* BEGIN Stored data *

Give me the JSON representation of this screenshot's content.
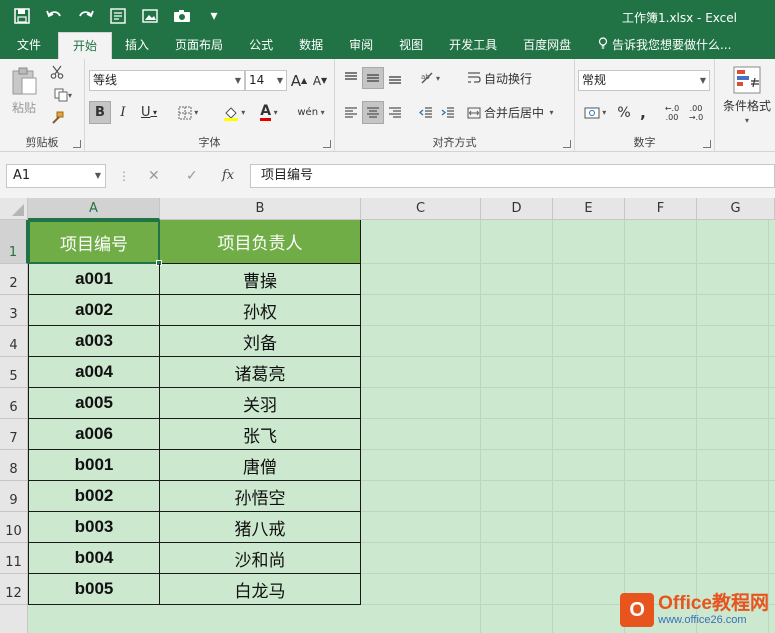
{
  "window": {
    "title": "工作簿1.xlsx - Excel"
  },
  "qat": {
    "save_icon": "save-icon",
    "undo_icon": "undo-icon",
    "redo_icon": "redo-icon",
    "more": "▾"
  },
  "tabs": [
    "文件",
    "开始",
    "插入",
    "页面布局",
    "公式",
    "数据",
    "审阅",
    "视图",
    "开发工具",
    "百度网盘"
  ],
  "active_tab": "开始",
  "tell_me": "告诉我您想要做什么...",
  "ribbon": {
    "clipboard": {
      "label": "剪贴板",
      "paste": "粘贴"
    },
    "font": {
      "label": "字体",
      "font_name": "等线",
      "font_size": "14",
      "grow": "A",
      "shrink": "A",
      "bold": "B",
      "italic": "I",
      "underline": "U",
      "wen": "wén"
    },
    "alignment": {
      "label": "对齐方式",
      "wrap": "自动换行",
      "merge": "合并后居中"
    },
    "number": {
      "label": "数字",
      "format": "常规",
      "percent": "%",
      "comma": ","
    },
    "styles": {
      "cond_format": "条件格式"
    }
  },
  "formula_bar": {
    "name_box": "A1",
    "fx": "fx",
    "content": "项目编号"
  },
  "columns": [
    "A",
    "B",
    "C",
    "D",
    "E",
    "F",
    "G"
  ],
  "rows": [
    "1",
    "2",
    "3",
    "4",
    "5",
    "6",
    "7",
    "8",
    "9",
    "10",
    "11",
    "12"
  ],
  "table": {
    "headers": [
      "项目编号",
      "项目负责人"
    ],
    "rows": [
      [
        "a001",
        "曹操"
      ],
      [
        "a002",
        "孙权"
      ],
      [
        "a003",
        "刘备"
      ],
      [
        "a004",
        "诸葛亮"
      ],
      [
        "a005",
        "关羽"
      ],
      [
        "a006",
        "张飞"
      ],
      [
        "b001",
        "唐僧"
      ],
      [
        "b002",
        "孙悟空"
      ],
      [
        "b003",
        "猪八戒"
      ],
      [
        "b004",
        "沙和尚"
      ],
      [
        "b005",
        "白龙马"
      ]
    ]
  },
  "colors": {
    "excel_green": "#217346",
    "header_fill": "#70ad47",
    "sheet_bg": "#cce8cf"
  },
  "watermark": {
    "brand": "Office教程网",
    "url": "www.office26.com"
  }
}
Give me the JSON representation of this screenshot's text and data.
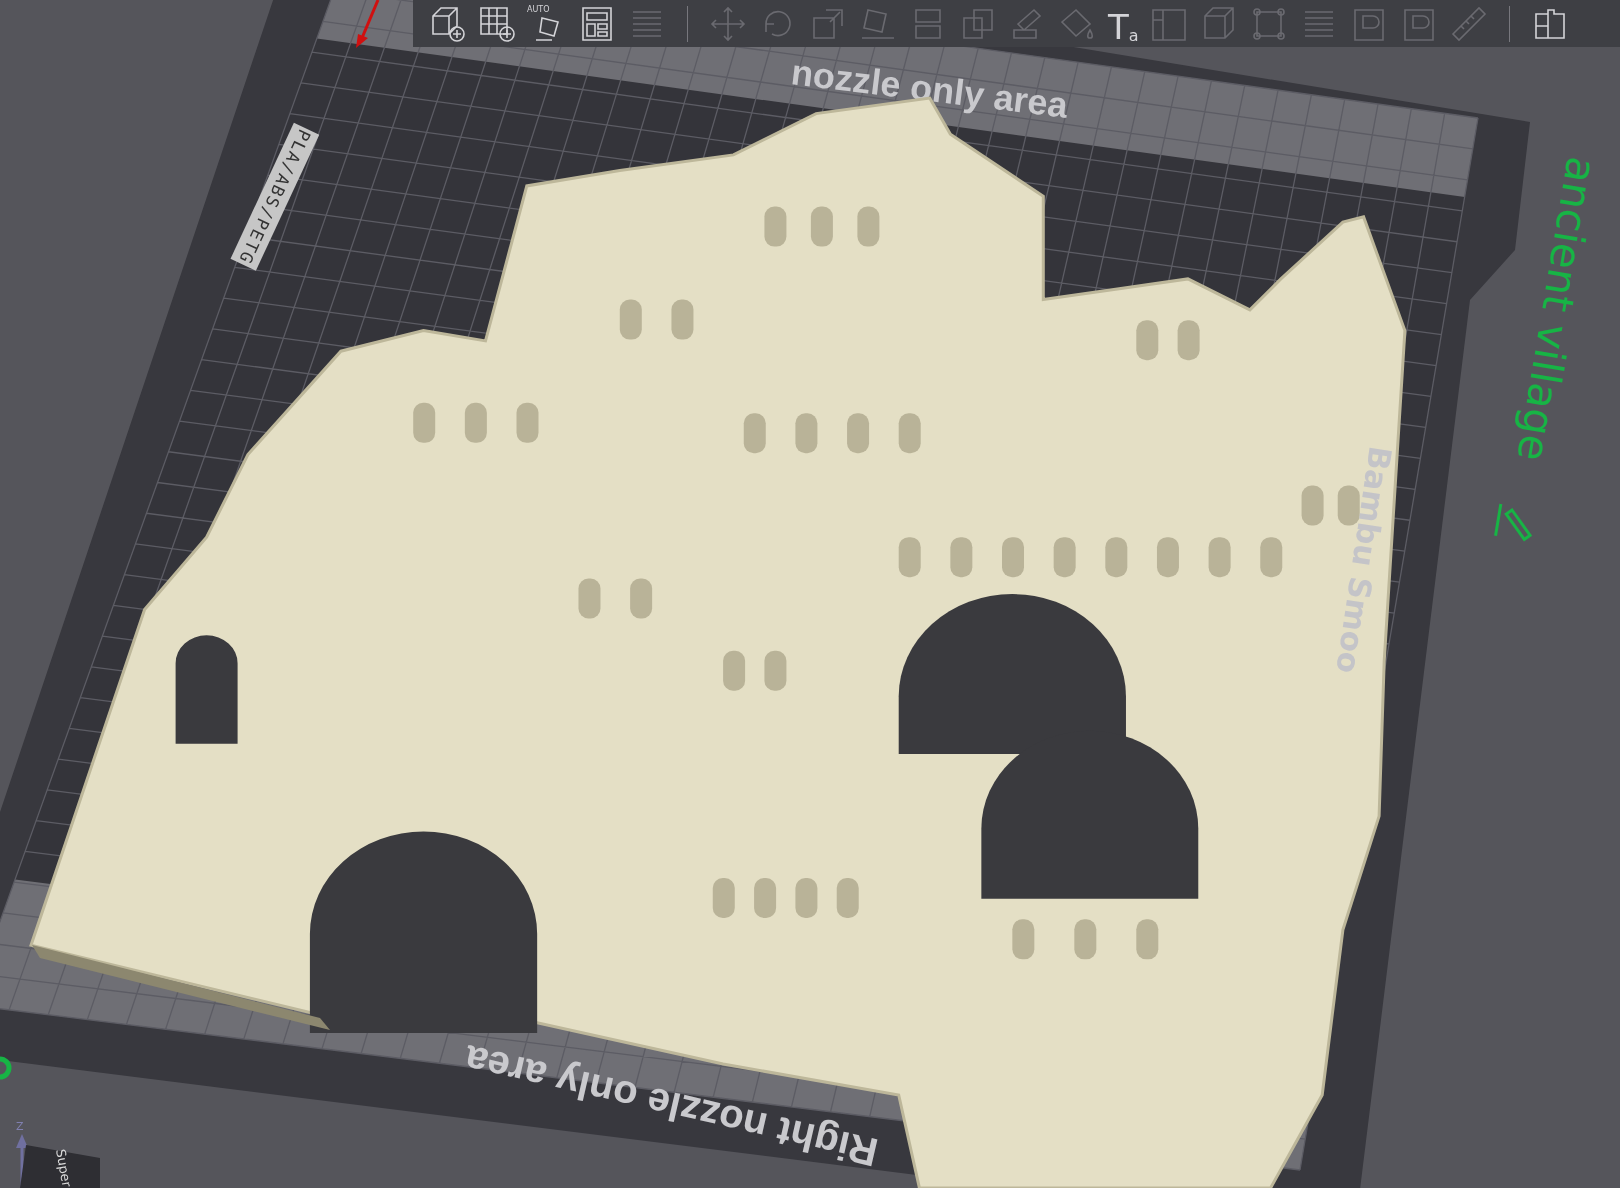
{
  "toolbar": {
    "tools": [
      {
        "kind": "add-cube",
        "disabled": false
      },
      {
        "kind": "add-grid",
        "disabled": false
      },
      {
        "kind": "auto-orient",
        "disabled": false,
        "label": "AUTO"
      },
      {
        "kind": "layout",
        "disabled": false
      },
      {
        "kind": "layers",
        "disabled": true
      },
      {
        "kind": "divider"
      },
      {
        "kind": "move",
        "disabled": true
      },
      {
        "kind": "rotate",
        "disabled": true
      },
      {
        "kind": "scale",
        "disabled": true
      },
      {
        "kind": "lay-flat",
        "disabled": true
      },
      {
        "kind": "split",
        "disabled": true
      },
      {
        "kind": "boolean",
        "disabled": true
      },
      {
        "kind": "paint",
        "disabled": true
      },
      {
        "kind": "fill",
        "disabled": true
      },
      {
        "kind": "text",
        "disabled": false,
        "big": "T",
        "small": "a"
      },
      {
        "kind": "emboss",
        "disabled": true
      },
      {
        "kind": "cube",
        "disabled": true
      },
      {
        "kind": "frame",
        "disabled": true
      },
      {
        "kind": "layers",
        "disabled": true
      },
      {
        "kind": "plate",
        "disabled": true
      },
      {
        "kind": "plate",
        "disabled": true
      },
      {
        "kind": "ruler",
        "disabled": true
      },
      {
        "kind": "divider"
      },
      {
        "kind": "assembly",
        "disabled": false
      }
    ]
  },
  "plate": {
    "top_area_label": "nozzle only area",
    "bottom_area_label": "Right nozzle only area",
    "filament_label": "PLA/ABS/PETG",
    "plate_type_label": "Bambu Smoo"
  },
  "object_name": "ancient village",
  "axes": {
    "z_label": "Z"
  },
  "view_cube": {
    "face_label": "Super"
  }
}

* END Stored data *
* BEGIN Stored data *

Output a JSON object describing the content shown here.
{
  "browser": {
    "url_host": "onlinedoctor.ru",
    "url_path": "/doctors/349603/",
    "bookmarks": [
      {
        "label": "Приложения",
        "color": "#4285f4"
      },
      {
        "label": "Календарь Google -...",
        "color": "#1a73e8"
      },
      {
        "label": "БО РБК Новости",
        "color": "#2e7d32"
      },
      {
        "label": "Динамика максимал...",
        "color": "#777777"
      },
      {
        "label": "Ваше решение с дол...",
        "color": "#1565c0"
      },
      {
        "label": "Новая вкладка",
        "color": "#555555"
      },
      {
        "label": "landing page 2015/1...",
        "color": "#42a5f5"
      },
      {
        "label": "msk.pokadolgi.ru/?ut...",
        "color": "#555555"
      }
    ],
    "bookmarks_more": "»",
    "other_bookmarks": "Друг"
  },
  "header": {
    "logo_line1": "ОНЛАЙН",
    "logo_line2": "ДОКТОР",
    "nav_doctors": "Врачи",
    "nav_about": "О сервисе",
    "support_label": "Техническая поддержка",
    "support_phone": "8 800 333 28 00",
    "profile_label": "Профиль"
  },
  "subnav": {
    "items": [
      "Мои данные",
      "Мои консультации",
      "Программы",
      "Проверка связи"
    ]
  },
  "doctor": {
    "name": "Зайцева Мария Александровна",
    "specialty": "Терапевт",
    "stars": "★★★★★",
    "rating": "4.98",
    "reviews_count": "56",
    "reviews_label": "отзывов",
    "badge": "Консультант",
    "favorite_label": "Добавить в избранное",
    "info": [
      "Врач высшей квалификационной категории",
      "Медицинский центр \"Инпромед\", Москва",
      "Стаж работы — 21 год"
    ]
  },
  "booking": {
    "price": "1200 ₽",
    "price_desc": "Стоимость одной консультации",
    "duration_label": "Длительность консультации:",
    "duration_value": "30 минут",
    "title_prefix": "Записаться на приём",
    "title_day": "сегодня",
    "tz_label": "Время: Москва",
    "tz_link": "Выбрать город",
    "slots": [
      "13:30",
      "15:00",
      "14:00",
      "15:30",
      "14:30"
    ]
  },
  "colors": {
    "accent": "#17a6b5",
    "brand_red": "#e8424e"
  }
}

* END Stored data *

- _Task details_:
Your task is to pick out every line with the string "JSON" and copy it.

- _Output for this exercise_:
Give me the JSON representation of this screenshot's content.
Give me the JSON representation of this screenshot's text and data.
Output a JSON object describing the content shown here.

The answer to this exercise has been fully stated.